Required work: Every line below is to be quoted exactly, with nothing added or dropped.

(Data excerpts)
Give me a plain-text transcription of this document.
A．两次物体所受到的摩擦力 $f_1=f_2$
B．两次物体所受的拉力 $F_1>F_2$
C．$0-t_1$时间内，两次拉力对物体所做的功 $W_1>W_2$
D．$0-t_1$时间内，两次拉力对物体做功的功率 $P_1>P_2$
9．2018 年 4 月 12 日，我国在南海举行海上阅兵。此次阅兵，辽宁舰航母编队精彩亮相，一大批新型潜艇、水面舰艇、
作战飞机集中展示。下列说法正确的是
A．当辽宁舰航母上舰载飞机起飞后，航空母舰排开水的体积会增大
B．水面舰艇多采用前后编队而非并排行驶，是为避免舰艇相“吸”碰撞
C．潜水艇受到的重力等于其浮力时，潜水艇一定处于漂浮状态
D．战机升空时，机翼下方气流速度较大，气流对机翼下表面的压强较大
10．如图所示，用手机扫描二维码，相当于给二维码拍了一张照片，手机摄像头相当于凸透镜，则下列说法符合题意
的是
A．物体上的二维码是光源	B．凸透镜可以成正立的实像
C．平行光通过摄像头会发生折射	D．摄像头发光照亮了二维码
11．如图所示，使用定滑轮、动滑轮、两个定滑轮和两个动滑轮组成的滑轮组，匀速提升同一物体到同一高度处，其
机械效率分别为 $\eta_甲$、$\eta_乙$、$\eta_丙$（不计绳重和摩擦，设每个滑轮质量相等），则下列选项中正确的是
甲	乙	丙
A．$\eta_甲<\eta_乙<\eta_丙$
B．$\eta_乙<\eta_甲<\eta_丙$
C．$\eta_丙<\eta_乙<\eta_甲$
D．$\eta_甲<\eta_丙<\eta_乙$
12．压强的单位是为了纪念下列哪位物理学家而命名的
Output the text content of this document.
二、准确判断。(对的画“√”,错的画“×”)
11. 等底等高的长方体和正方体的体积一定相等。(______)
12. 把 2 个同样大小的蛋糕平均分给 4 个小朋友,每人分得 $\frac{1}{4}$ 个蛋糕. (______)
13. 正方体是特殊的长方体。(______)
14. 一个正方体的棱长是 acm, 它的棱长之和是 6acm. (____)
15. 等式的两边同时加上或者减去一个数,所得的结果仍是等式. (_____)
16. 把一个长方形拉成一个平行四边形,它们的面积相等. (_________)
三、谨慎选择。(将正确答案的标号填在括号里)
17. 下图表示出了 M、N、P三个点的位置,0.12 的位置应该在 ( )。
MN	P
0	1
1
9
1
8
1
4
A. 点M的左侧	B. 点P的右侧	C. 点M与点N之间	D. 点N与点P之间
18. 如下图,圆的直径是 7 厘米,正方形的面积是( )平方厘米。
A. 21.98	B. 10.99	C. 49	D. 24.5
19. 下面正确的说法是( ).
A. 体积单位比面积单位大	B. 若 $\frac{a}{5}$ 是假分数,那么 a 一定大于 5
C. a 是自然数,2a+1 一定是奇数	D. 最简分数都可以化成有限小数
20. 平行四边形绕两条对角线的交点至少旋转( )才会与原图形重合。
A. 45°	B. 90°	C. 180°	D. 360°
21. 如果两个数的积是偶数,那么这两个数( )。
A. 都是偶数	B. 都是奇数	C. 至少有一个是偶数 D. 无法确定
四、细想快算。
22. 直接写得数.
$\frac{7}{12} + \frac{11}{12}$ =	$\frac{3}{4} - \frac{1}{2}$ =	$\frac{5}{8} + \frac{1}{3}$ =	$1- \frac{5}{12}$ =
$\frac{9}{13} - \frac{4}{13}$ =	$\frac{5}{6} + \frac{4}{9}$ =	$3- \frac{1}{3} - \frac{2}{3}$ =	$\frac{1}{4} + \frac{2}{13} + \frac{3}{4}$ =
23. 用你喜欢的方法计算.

Expected answer:
Give me a plain-text transcription of this document.
A．两次物体所受到的摩擦力 $f_1=f_2$
B．两次物体所受的拉力 $F_1>F_2$
C．$0-t_1$时间内，两次拉力对物体所做的功 $W_1>W_2$
D．$0-t_1$时间内，两次拉力对物体做功的功率 $P_1>P_2$
9．2018 年 4 月 12 日，我国在南海举行海上阅兵。此次阅兵，辽宁舰航母编队精彩亮相，一大批新型潜艇、水面舰艇、
作战飞机集中展示。下列说法正确的是
A．当辽宁舰航母上舰载飞机起飞后，航空母舰排开水的体积会增大
B．水面舰艇多采用前后编队而非并排行驶，是为避免舰艇相“吸”碰撞
C．潜水艇受到的重力等于其浮力时，潜水艇一定处于漂浮状态
D．战机升空时，机翼下方气流速度较大，气流对机翼下表面的压强较大
10．如图所示，用手机扫描二维码，相当于给二维码拍了一张照片，手机摄像头相当于凸透镜，则下列说法符合题意
的是
A．物体上的二维码是光源	B．凸透镜可以成正立的实像
C．平行光通过摄像头会发生折射	D．摄像头发光照亮了二维码
11．如图所示，使用定滑轮、动滑轮、两个定滑轮和两个动滑轮组成的滑轮组，匀速提升同一物体到同一高度处，其
机械效率分别为 $\eta_甲$、$\eta_乙$、$\eta_丙$（不计绳重和摩擦，设每个滑轮质量相等），则下列选项中正确的是
甲	乙	丙
A．$\eta_甲<\eta_乙<\eta_丙$
B．$\eta_乙<\eta_甲<\eta_丙$
C．$\eta_丙<\eta_乙<\eta_甲$
D．$\eta_甲<\eta_丙<\eta_乙$
12．压强的单位是为了纪念下列哪位物理学家而命名的
Output the text content of this document.
二、准确判断。(对的画“√”,错的画“×”)
11. 等底等高的长方体和正方体的体积一定相等。(______)
12. 把 2 个同样大小的蛋糕平均分给 4 个小朋友,每人分得 $\frac{1}{4}$ 个蛋糕. (______)
13. 正方体是特殊的长方体。(______)
14. 一个正方体的棱长是 acm, 它的棱长之和是 6acm. (____)
15. 等式的两边同时加上或者减去一个数,所得的结果仍是等式. (_____)
16. 把一个长方形拉成一个平行四边形,它们的面积相等. (_________)
三、谨慎选择。(将正确答案的标号填在括号里)
17. 下图表示出了 M、N、P三个点的位置,0.12 的位置应该在 ( )。
MN	P
0	1
1
9
1
8
1
4
A. 点M的左侧	B. 点P的右侧	C. 点M与点N之间	D. 点N与点P之间
18. 如下图,圆的直径是 7 厘米,正方形的面积是( )平方厘米。
A. 21.98	B. 10.99	C. 49	D. 24.5
19. 下面正确的说法是( ).
A. 体积单位比面积单位大	B. 若 $\frac{a}{5}$ 是假分数,那么 a 一定大于 5
C. a 是自然数,2a+1 一定是奇数	D. 最简分数都可以化成有限小数
20. 平行四边形绕两条对角线的交点至少旋转( )才会与原图形重合。
A. 45°	B. 90°	C. 180°	D. 360°
21. 如果两个数的积是偶数,那么这两个数( )。
A. 都是偶数	B. 都是奇数	C. 至少有一个是偶数 D. 无法确定
四、细想快算。
22. 直接写得数.
$\frac{7}{12} + \frac{11}{12}$ =	$\frac{3}{4} - \frac{1}{2}$ =	$\frac{5}{8} + \frac{1}{3}$ =	$1- \frac{5}{12}$ =
$\frac{9}{13} - \frac{4}{13}$ =	$\frac{5}{6} + \frac{4}{9}$ =	$3- \frac{1}{3} - \frac{2}{3}$ =	$\frac{1}{4} + \frac{2}{13} + \frac{3}{4}$ =
23. 用你喜欢的方法计算.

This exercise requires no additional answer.